Task prompt —
Rewrite the material below as a Markdown table with the columns Row and Line. Cover the span from its first line up to and including the line containing "- value-label: 79.70%: [359, 233, 393, 244]", and leave out any blank lines.
════════
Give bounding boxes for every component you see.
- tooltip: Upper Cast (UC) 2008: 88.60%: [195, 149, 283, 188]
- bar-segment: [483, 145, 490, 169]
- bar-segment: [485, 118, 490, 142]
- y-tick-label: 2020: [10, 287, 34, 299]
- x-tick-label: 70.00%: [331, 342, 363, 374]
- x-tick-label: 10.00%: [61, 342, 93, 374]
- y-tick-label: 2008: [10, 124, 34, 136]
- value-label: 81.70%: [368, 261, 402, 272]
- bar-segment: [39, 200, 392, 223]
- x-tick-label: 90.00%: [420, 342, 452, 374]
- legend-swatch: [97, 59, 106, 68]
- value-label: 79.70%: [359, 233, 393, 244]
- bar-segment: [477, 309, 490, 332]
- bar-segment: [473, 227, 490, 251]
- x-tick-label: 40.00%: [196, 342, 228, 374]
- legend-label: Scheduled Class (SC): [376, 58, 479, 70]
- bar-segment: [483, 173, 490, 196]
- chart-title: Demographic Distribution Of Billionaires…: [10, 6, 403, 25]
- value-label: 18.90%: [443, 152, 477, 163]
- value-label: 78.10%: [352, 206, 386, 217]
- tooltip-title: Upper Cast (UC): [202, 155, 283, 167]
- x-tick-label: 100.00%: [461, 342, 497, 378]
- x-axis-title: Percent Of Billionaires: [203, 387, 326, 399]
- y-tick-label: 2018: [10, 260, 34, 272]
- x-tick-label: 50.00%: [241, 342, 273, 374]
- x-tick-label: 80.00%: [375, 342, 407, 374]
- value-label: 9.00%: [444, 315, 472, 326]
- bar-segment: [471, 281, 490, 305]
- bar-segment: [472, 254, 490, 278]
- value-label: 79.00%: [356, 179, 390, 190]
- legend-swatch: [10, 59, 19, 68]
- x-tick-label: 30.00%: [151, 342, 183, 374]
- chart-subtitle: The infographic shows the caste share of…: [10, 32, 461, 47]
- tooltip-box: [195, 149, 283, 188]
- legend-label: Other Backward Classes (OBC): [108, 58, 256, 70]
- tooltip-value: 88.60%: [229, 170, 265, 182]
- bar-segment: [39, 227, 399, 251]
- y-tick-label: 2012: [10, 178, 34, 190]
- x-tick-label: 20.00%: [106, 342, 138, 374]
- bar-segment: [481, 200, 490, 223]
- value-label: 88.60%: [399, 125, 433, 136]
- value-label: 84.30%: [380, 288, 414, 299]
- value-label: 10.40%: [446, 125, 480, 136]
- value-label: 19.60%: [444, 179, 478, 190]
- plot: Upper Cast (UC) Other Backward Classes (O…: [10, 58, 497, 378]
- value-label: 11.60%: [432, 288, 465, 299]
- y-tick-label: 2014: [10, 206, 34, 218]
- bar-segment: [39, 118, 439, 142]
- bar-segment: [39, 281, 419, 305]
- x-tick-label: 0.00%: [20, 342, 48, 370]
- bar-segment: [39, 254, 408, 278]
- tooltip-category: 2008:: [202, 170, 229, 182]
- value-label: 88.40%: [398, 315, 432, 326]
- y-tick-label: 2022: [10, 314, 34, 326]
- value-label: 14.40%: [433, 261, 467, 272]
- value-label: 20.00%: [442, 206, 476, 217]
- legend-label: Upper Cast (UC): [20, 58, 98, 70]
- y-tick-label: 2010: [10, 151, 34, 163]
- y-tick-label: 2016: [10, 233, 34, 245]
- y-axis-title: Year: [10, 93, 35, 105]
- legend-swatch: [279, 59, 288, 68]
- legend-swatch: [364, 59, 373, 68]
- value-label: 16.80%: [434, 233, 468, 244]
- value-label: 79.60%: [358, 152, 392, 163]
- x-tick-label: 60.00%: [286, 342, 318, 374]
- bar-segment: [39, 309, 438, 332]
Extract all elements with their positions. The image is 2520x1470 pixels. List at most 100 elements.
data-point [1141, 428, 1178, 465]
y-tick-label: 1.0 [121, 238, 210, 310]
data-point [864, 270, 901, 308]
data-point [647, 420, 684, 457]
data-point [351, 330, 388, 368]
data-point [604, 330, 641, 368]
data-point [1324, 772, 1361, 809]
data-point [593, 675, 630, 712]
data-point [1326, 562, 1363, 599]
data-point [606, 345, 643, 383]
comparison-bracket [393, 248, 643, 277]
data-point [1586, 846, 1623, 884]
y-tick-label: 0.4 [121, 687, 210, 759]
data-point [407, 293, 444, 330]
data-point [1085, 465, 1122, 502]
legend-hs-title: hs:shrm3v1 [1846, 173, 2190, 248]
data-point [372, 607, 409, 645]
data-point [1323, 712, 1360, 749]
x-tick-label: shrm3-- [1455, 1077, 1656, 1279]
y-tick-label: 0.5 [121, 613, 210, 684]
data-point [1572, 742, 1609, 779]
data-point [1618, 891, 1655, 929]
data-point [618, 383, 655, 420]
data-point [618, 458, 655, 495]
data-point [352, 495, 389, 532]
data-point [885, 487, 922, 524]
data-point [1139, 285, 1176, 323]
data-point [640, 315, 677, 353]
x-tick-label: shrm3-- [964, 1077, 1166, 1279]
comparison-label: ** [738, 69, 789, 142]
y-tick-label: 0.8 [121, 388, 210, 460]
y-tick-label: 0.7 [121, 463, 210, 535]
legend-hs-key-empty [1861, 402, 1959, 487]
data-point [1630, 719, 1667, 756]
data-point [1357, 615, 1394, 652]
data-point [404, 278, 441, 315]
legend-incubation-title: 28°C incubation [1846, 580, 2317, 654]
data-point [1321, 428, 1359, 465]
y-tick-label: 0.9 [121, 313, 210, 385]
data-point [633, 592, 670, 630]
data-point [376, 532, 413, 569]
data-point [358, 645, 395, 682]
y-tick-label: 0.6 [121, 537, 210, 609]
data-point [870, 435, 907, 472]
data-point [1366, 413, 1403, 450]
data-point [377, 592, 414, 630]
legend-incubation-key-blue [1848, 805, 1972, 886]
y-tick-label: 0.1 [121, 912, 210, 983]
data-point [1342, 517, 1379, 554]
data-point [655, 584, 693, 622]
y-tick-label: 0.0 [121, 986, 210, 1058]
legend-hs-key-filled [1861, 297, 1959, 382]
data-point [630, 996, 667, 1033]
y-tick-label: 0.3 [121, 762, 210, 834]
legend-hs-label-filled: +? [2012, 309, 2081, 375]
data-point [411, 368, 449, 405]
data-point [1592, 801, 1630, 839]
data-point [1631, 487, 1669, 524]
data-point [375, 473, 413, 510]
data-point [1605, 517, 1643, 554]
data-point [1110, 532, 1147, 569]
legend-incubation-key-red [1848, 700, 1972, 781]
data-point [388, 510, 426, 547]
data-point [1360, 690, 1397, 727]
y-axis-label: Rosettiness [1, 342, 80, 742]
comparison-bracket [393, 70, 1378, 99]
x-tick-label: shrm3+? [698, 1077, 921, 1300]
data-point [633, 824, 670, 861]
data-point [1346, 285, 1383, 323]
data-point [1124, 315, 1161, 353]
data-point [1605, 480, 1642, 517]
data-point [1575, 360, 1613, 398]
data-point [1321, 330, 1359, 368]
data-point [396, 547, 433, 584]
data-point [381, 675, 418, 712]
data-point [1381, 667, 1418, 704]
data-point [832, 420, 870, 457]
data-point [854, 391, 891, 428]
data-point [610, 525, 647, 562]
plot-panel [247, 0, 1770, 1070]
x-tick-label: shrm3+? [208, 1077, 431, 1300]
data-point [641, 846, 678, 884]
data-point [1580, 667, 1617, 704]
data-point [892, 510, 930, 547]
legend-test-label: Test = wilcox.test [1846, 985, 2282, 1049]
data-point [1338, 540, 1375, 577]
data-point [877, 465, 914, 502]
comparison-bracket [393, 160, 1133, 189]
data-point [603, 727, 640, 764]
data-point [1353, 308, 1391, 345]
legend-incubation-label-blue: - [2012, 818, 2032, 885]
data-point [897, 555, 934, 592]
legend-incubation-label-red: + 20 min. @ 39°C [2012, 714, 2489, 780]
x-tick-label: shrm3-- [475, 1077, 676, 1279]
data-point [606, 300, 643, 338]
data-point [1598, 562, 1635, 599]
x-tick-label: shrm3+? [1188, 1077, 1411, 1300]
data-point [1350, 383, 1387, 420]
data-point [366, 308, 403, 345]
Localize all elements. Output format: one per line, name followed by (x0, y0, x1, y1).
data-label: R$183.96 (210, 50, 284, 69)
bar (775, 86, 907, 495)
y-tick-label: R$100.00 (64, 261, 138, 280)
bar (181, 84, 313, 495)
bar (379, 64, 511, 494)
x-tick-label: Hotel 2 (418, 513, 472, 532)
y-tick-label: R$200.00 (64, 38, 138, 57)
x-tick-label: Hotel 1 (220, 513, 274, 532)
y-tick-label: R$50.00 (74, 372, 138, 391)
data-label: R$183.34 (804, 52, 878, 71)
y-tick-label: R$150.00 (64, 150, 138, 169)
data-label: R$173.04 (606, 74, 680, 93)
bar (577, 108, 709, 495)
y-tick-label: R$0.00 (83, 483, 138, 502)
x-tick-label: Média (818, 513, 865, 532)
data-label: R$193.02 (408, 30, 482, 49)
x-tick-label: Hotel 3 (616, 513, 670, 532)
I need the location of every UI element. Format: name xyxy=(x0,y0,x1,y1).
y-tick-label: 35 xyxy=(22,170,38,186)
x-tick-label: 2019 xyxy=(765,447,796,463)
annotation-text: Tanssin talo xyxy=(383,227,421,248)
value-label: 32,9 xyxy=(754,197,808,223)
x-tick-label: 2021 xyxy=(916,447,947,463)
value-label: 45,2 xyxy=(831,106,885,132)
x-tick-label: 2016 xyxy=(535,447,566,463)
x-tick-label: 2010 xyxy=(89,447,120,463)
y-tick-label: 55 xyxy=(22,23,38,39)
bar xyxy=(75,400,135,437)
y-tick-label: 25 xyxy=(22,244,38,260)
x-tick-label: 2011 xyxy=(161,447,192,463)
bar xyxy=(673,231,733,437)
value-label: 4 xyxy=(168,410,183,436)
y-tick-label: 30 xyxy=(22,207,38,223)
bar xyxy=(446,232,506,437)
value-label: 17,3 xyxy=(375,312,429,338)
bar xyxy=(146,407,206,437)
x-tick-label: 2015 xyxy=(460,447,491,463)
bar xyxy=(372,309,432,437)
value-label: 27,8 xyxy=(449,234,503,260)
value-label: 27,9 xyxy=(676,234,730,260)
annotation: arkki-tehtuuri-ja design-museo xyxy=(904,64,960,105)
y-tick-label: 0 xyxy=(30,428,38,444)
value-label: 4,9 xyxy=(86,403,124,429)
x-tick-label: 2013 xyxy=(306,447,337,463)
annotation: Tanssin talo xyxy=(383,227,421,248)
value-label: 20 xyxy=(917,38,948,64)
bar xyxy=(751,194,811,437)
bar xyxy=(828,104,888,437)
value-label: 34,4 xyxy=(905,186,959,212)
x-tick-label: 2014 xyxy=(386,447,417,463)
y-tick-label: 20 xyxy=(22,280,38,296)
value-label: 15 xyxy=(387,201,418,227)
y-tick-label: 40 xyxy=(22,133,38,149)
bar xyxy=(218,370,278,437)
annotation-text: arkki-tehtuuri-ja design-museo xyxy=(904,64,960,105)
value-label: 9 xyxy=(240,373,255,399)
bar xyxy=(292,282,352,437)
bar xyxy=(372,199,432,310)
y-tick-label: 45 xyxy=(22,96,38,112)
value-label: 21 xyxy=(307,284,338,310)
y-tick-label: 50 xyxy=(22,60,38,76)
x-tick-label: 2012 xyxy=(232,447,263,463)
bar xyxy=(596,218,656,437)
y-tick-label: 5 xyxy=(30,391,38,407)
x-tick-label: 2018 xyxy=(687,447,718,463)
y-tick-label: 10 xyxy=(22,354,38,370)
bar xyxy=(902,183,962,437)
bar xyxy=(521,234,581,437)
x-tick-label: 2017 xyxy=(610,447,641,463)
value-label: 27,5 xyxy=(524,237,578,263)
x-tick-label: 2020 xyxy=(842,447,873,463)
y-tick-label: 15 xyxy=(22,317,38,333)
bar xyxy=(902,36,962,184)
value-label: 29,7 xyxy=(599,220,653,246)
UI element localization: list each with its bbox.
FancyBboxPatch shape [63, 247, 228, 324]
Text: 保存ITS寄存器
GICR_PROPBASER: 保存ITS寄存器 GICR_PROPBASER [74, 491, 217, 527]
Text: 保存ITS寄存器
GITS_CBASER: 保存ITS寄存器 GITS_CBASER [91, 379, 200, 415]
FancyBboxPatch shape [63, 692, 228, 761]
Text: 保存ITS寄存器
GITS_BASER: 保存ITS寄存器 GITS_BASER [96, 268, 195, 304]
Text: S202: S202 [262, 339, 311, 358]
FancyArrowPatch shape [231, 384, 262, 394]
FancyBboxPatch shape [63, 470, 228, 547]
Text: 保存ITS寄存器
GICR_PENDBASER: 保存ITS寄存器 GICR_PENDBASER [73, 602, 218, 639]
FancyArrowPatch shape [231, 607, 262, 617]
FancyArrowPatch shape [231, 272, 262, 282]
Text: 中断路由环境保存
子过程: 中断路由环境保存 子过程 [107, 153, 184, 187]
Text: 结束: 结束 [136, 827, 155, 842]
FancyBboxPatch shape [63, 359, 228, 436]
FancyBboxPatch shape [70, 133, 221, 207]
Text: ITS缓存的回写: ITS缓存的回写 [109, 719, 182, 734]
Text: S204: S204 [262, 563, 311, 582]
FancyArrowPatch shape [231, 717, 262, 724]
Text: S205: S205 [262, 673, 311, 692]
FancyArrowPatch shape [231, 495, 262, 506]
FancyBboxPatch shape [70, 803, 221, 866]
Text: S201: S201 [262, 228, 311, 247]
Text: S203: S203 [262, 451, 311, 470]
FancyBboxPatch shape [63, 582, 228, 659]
════════
Written reply —
| Row | Line |
|---|---|
| 1 | Give bounding boxes for every component you see. |
| 2 | - tooltip: Upper Cast (UC) 2008: 88.60%: [195, 149, 283, 188] |
| 3 | - bar-segment: [483, 145, 490, 169] |
| 4 | - bar-segment: [485, 118, 490, 142] |
| 5 | - y-tick-label: 2020: [10, 287, 34, 299] |
| 6 | - x-tick-label: 70.00%: [331, 342, 363, 374] |
| 7 | - x-tick-label: 10.00%: [61, 342, 93, 374] |
| 8 | - y-tick-label: 2008: [10, 124, 34, 136] |
| 9 | - value-label: 81.70%: [368, 261, 402, 272] |
| 10 | - bar-segment: [39, 200, 392, 223] |
| 11 | - x-tick-label: 90.00%: [420, 342, 452, 374] |
| 12 | - legend-swatch: [97, 59, 106, 68] |
| 13 | - value-label: 79.70%: [359, 233, 393, 244] |